## Records supplied
******

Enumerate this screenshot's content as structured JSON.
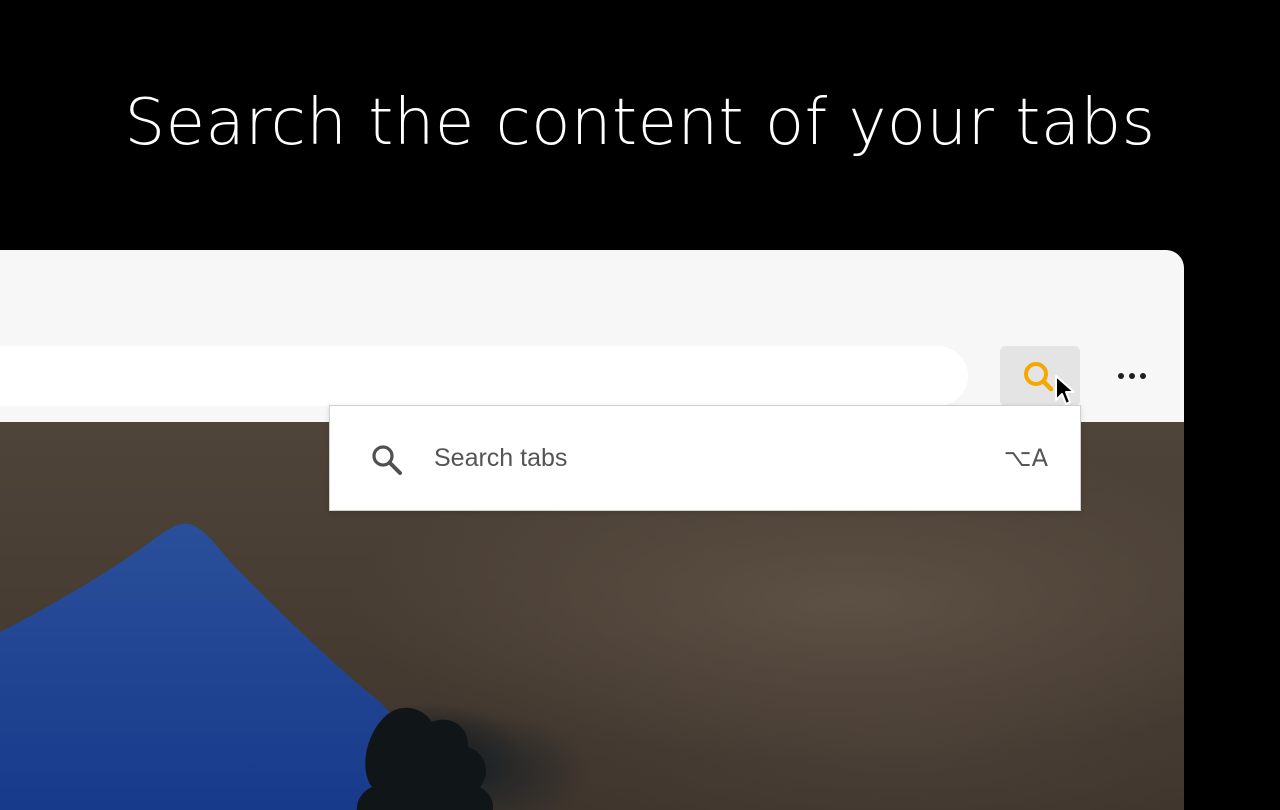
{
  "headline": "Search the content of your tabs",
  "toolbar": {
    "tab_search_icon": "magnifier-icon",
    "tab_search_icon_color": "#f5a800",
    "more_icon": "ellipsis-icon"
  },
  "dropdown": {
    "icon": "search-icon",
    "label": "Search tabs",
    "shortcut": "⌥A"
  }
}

******

Transcribe all of the material exactly, leaving out whatever pictures it contains.

## Answer to the exercise
Enumerate this screenshot's content as structured JSON.
{
  "headline": "Search the content of your tabs",
  "toolbar": {
    "tab_search_icon": "magnifier-icon",
    "tab_search_icon_color": "#f5a800",
    "more_icon": "ellipsis-icon"
  },
  "dropdown": {
    "icon": "search-icon",
    "label": "Search tabs",
    "shortcut": "⌥A"
  }
}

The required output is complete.